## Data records

____

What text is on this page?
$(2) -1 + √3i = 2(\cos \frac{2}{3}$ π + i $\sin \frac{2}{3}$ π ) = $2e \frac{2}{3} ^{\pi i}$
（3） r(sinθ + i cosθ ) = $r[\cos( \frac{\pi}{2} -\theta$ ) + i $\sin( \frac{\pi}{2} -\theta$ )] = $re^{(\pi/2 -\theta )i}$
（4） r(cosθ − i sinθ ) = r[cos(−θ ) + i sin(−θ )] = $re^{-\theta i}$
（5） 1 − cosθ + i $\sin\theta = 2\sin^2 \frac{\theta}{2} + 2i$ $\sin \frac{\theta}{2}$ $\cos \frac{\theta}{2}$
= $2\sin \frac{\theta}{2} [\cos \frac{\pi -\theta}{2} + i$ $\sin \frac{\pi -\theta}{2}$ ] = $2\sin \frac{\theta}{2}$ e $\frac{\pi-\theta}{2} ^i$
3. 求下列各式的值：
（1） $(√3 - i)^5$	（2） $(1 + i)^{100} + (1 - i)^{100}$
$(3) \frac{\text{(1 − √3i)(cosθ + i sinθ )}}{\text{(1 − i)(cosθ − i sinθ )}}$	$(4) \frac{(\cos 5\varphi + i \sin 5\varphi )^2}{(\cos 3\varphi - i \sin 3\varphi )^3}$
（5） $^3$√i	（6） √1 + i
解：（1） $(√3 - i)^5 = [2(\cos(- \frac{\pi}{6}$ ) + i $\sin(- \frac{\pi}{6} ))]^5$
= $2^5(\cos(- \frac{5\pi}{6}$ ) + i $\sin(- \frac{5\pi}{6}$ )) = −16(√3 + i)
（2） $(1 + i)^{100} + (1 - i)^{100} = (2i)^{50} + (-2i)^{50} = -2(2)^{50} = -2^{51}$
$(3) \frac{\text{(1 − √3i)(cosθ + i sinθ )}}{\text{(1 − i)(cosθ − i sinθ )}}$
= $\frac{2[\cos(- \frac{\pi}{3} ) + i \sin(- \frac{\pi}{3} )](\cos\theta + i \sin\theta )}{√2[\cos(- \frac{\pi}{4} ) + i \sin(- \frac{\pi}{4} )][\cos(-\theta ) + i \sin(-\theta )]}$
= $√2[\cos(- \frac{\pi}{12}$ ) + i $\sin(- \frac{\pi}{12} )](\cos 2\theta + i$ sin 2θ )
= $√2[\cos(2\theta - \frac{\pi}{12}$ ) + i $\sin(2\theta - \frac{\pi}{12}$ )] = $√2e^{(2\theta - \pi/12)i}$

____

## What is needed
Restate the whole listing exactly, leaving out nothing.

## Response
What text is on this page?
$(2) -1 + √3i = 2(\cos \frac{2}{3}$ π + i $\sin \frac{2}{3}$ π ) = $2e \frac{2}{3} ^{\pi i}$
（3） r(sinθ + i cosθ ) = $r[\cos( \frac{\pi}{2} -\theta$ ) + i $\sin( \frac{\pi}{2} -\theta$ )] = $re^{(\pi/2 -\theta )i}$
（4） r(cosθ − i sinθ ) = r[cos(−θ ) + i sin(−θ )] = $re^{-\theta i}$
（5） 1 − cosθ + i $\sin\theta = 2\sin^2 \frac{\theta}{2} + 2i$ $\sin \frac{\theta}{2}$ $\cos \frac{\theta}{2}$
= $2\sin \frac{\theta}{2} [\cos \frac{\pi -\theta}{2} + i$ $\sin \frac{\pi -\theta}{2}$ ] = $2\sin \frac{\theta}{2}$ e $\frac{\pi-\theta}{2} ^i$
3. 求下列各式的值：
（1） $(√3 - i)^5$	（2） $(1 + i)^{100} + (1 - i)^{100}$
$(3) \frac{\text{(1 − √3i)(cosθ + i sinθ )}}{\text{(1 − i)(cosθ − i sinθ )}}$	$(4) \frac{(\cos 5\varphi + i \sin 5\varphi )^2}{(\cos 3\varphi - i \sin 3\varphi )^3}$
（5） $^3$√i	（6） √1 + i
解：（1） $(√3 - i)^5 = [2(\cos(- \frac{\pi}{6}$ ) + i $\sin(- \frac{\pi}{6} ))]^5$
= $2^5(\cos(- \frac{5\pi}{6}$ ) + i $\sin(- \frac{5\pi}{6}$ )) = −16(√3 + i)
（2） $(1 + i)^{100} + (1 - i)^{100} = (2i)^{50} + (-2i)^{50} = -2(2)^{50} = -2^{51}$
$(3) \frac{\text{(1 − √3i)(cosθ + i sinθ )}}{\text{(1 − i)(cosθ − i sinθ )}}$
= $\frac{2[\cos(- \frac{\pi}{3} ) + i \sin(- \frac{\pi}{3} )](\cos\theta + i \sin\theta )}{√2[\cos(- \frac{\pi}{4} ) + i \sin(- \frac{\pi}{4} )][\cos(-\theta ) + i \sin(-\theta )]}$
= $√2[\cos(- \frac{\pi}{12}$ ) + i $\sin(- \frac{\pi}{12} )](\cos 2\theta + i$ sin 2θ )
= $√2[\cos(2\theta - \frac{\pi}{12}$ ) + i $\sin(2\theta - \frac{\pi}{12}$ )] = $√2e^{(2\theta - \pi/12)i}$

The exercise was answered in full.